What needs to be done: The data below must be copied in full and without any change.

-- Begin Records for this exercise --

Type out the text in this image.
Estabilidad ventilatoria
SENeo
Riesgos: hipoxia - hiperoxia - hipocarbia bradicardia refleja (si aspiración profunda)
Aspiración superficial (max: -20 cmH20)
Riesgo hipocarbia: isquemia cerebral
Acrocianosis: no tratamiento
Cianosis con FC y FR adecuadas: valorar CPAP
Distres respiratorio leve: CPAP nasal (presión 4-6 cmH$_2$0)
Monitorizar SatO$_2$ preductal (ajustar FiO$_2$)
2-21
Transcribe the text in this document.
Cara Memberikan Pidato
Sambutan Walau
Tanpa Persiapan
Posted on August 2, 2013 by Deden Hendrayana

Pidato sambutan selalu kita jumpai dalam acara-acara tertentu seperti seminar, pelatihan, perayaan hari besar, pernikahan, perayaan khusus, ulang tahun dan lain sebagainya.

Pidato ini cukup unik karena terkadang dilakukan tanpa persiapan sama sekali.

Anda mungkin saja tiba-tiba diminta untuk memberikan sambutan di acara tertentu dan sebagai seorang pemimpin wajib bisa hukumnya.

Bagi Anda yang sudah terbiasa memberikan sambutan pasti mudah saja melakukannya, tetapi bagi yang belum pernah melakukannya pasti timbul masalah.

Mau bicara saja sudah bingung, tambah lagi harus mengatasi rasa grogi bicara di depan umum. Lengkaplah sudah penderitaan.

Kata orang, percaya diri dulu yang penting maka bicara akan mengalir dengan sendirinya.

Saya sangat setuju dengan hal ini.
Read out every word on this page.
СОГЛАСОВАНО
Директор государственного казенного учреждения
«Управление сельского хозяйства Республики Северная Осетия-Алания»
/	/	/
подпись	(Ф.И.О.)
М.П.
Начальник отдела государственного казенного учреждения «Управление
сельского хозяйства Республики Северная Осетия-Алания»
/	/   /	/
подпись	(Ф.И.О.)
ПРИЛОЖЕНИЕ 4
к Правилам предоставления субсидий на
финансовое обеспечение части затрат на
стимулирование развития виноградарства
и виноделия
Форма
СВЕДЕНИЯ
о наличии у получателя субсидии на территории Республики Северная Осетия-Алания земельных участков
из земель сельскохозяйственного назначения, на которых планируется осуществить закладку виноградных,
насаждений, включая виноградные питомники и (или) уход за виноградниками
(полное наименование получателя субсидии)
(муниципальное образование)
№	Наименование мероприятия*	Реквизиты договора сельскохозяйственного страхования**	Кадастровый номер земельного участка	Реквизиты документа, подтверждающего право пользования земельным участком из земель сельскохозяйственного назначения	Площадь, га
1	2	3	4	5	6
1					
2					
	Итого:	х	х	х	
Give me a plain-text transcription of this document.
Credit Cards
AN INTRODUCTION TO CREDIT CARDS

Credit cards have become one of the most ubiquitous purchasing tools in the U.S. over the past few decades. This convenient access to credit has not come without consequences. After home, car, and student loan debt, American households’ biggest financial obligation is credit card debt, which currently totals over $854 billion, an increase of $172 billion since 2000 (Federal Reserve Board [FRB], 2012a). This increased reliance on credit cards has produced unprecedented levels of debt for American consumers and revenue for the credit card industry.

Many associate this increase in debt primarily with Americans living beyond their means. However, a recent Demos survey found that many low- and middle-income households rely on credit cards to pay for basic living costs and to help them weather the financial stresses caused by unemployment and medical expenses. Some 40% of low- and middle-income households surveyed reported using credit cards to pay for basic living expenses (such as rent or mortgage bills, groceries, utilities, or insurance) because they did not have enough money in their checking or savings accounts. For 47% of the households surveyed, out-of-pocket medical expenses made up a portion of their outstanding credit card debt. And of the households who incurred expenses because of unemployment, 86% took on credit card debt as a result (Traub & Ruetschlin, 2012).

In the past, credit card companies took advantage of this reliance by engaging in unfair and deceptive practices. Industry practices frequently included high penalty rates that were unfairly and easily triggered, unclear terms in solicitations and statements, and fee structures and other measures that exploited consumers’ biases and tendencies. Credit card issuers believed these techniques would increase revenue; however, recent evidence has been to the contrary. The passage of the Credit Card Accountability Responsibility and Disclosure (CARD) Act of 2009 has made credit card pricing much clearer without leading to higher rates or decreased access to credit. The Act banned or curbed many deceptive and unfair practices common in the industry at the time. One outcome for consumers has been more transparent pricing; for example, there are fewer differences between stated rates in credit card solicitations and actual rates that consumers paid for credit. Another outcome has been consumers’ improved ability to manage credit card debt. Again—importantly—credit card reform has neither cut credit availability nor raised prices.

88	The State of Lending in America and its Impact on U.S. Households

-- End Records for this exercise --

Answer in full:
Type out the text in this image.
Estabilidad ventilatoria
SENeo
Riesgos: hipoxia - hiperoxia - hipocarbia bradicardia refleja (si aspiración profunda)
Aspiración superficial (max: -20 cmH20)
Riesgo hipocarbia: isquemia cerebral
Acrocianosis: no tratamiento
Cianosis con FC y FR adecuadas: valorar CPAP
Distres respiratorio leve: CPAP nasal (presión 4-6 cmH$_2$0)
Monitorizar SatO$_2$ preductal (ajustar FiO$_2$)
2-21
Transcribe the text in this document.
Cara Memberikan Pidato
Sambutan Walau
Tanpa Persiapan
Posted on August 2, 2013 by Deden Hendrayana

Pidato sambutan selalu kita jumpai dalam acara-acara tertentu seperti seminar, pelatihan, perayaan hari besar, pernikahan, perayaan khusus, ulang tahun dan lain sebagainya.

Pidato ini cukup unik karena terkadang dilakukan tanpa persiapan sama sekali.

Anda mungkin saja tiba-tiba diminta untuk memberikan sambutan di acara tertentu dan sebagai seorang pemimpin wajib bisa hukumnya.

Bagi Anda yang sudah terbiasa memberikan sambutan pasti mudah saja melakukannya, tetapi bagi yang belum pernah melakukannya pasti timbul masalah.

Mau bicara saja sudah bingung, tambah lagi harus mengatasi rasa grogi bicara di depan umum. Lengkaplah sudah penderitaan.

Kata orang, percaya diri dulu yang penting maka bicara akan mengalir dengan sendirinya.

Saya sangat setuju dengan hal ini.
Read out every word on this page.
СОГЛАСОВАНО
Директор государственного казенного учреждения
«Управление сельского хозяйства Республики Северная Осетия-Алания»
/	/	/
подпись	(Ф.И.О.)
М.П.
Начальник отдела государственного казенного учреждения «Управление
сельского хозяйства Республики Северная Осетия-Алания»
/	/   /	/
подпись	(Ф.И.О.)
ПРИЛОЖЕНИЕ 4
к Правилам предоставления субсидий на
финансовое обеспечение части затрат на
стимулирование развития виноградарства
и виноделия
Форма
СВЕДЕНИЯ
о наличии у получателя субсидии на территории Республики Северная Осетия-Алания земельных участков
из земель сельскохозяйственного назначения, на которых планируется осуществить закладку виноградных,
насаждений, включая виноградные питомники и (или) уход за виноградниками
(полное наименование получателя субсидии)
(муниципальное образование)
№	Наименование мероприятия*	Реквизиты договора сельскохозяйственного страхования**	Кадастровый номер земельного участка	Реквизиты документа, подтверждающего право пользования земельным участком из земель сельскохозяйственного назначения	Площадь, га
1	2	3	4	5	6
1					
2					
	Итого:	х	х	х	
Give me a plain-text transcription of this document.
Credit Cards
AN INTRODUCTION TO CREDIT CARDS

Credit cards have become one of the most ubiquitous purchasing tools in the U.S. over the past few decades. This convenient access to credit has not come without consequences. After home, car, and student loan debt, American households’ biggest financial obligation is credit card debt, which currently totals over $854 billion, an increase of $172 billion since 2000 (Federal Reserve Board [FRB], 2012a). This increased reliance on credit cards has produced unprecedented levels of debt for American consumers and revenue for the credit card industry.

Many associate this increase in debt primarily with Americans living beyond their means. However, a recent Demos survey found that many low- and middle-income households rely on credit cards to pay for basic living costs and to help them weather the financial stresses caused by unemployment and medical expenses. Some 40% of low- and middle-income households surveyed reported using credit cards to pay for basic living expenses (such as rent or mortgage bills, groceries, utilities, or insurance) because they did not have enough money in their checking or savings accounts. For 47% of the households surveyed, out-of-pocket medical expenses made up a portion of their outstanding credit card debt. And of the households who incurred expenses because of unemployment, 86% took on credit card debt as a result (Traub & Ruetschlin, 2012).

In the past, credit card companies took advantage of this reliance by engaging in unfair and deceptive practices. Industry practices frequently included high penalty rates that were unfairly and easily triggered, unclear terms in solicitations and statements, and fee structures and other measures that exploited consumers’ biases and tendencies. Credit card issuers believed these techniques would increase revenue; however, recent evidence has been to the contrary. The passage of the Credit Card Accountability Responsibility and Disclosure (CARD) Act of 2009 has made credit card pricing much clearer without leading to higher rates or decreased access to credit. The Act banned or curbed many deceptive and unfair practices common in the industry at the time. One outcome for consumers has been more transparent pricing; for example, there are fewer differences between stated rates in credit card solicitations and actual rates that consumers paid for credit. Another outcome has been consumers’ improved ability to manage credit card debt. Again—importantly—credit card reform has neither cut credit availability nor raised prices.

88	The State of Lending in America and its Impact on U.S. Households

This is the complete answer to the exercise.